- **PROBLEM TO WORK ON**
Rewrite the listing below, changing every occurrence of "UInt 16" to "UInt 32" and leaving everything else intact.

- **RECORDS FOR THE EXERCISE**
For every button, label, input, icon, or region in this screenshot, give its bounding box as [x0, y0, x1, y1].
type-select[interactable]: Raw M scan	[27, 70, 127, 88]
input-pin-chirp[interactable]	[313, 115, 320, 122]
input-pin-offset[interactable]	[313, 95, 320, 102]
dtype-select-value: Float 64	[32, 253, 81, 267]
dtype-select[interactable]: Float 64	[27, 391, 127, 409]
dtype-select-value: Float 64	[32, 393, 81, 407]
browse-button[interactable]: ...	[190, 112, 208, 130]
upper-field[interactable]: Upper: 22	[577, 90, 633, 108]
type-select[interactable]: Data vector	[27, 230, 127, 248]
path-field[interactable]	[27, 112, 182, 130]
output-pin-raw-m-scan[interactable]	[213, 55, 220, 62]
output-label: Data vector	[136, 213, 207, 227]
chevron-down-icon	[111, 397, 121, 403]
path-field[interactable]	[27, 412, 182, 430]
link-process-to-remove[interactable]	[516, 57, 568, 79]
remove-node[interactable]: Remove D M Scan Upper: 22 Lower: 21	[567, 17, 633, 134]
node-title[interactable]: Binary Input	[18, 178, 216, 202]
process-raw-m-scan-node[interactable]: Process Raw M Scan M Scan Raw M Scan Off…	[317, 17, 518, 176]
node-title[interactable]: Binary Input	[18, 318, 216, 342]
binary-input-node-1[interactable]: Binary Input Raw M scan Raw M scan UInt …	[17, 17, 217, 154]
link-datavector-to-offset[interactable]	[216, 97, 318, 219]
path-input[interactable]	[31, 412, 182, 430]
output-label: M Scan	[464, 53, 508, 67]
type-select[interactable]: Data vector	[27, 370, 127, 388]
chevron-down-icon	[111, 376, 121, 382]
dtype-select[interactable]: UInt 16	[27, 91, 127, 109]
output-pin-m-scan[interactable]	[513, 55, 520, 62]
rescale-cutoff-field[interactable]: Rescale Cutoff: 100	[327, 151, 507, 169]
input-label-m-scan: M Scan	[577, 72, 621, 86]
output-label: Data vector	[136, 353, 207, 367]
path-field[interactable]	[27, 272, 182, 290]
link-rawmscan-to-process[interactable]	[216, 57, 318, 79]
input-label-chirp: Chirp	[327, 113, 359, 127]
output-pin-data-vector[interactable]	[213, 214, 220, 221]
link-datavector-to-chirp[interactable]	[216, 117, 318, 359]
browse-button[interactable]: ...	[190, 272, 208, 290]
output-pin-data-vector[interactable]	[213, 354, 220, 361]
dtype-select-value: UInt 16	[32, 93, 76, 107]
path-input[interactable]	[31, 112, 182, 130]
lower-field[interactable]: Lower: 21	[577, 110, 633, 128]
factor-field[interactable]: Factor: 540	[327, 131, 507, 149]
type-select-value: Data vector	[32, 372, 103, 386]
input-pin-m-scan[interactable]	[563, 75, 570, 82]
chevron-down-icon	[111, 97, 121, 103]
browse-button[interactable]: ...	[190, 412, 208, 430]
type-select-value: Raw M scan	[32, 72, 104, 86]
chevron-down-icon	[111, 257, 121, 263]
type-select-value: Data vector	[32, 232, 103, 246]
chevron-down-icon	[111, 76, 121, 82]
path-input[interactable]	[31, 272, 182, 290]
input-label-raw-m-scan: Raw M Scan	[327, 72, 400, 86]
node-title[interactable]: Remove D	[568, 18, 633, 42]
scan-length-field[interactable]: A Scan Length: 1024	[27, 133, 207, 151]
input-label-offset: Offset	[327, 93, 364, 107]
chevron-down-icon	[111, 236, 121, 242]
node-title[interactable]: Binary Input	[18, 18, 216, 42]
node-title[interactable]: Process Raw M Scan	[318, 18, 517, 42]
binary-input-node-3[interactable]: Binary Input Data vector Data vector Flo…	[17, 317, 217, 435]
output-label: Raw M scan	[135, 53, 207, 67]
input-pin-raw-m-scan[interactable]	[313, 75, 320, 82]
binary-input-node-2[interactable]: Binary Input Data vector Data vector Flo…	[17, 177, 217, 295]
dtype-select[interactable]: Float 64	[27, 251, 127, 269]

- **ANSWER BELOW**
For every button, label, input, icon, or region in this screenshot, give its bounding box as [x0, y0, x1, y1].
type-select[interactable]: Raw M scan	[27, 70, 127, 88]
input-pin-chirp[interactable]	[313, 115, 320, 122]
input-pin-offset[interactable]	[313, 95, 320, 102]
dtype-select-value: Float 64	[32, 253, 81, 267]
dtype-select[interactable]: Float 64	[27, 391, 127, 409]
dtype-select-value: Float 64	[32, 393, 81, 407]
browse-button[interactable]: ...	[190, 112, 208, 130]
upper-field[interactable]: Upper: 22	[577, 90, 633, 108]
type-select[interactable]: Data vector	[27, 230, 127, 248]
path-field[interactable]	[27, 112, 182, 130]
output-pin-raw-m-scan[interactable]	[213, 55, 220, 62]
output-label: Data vector	[136, 213, 207, 227]
chevron-down-icon	[111, 397, 121, 403]
path-field[interactable]	[27, 412, 182, 430]
link-process-to-remove[interactable]	[516, 57, 568, 79]
remove-node[interactable]: Remove D M Scan Upper: 22 Lower: 21	[567, 17, 633, 134]
node-title[interactable]: Binary Input	[18, 178, 216, 202]
process-raw-m-scan-node[interactable]: Process Raw M Scan M Scan Raw M Scan Off…	[317, 17, 518, 176]
node-title[interactable]: Binary Input	[18, 318, 216, 342]
binary-input-node-1[interactable]: Binary Input Raw M scan Raw M scan UInt …	[17, 17, 217, 154]
link-datavector-to-offset[interactable]	[216, 97, 318, 219]
path-input[interactable]	[31, 412, 182, 430]
output-label: M Scan	[464, 53, 508, 67]
type-select[interactable]: Data vector	[27, 370, 127, 388]
chevron-down-icon	[111, 376, 121, 382]
dtype-select[interactable]: UInt 32	[27, 91, 127, 109]
output-pin-m-scan[interactable]	[513, 55, 520, 62]
rescale-cutoff-field[interactable]: Rescale Cutoff: 100	[327, 151, 507, 169]
input-label-m-scan: M Scan	[577, 72, 621, 86]
output-label: Data vector	[136, 353, 207, 367]
path-field[interactable]	[27, 272, 182, 290]
link-rawmscan-to-process[interactable]	[216, 57, 318, 79]
input-label-chirp: Chirp	[327, 113, 359, 127]
output-pin-data-vector[interactable]	[213, 214, 220, 221]
link-datavector-to-chirp[interactable]	[216, 117, 318, 359]
browse-button[interactable]: ...	[190, 272, 208, 290]
output-pin-data-vector[interactable]	[213, 354, 220, 361]
dtype-select-value: UInt 32	[32, 93, 76, 107]
path-input[interactable]	[31, 112, 182, 130]
lower-field[interactable]: Lower: 21	[577, 110, 633, 128]
factor-field[interactable]: Factor: 540	[327, 131, 507, 149]
type-select-value: Data vector	[32, 372, 103, 386]
input-pin-m-scan[interactable]	[563, 75, 570, 82]
chevron-down-icon	[111, 97, 121, 103]
browse-button[interactable]: ...	[190, 412, 208, 430]
type-select-value: Raw M scan	[32, 72, 104, 86]
chevron-down-icon	[111, 257, 121, 263]
type-select-value: Data vector	[32, 232, 103, 246]
chevron-down-icon	[111, 76, 121, 82]
path-input[interactable]	[31, 272, 182, 290]
input-label-raw-m-scan: Raw M Scan	[327, 72, 400, 86]
node-title[interactable]: Remove D	[568, 18, 633, 42]
scan-length-field[interactable]: A Scan Length: 1024	[27, 133, 207, 151]
input-label-offset: Offset	[327, 93, 364, 107]
chevron-down-icon	[111, 236, 121, 242]
node-title[interactable]: Binary Input	[18, 18, 216, 42]
node-title[interactable]: Process Raw M Scan	[318, 18, 517, 42]
binary-input-node-3[interactable]: Binary Input Data vector Data vector Flo…	[17, 317, 217, 435]
output-label: Raw M scan	[135, 53, 207, 67]
input-pin-raw-m-scan[interactable]	[313, 75, 320, 82]
binary-input-node-2[interactable]: Binary Input Data vector Data vector Flo…	[17, 177, 217, 295]
dtype-select[interactable]: Float 64	[27, 251, 127, 269]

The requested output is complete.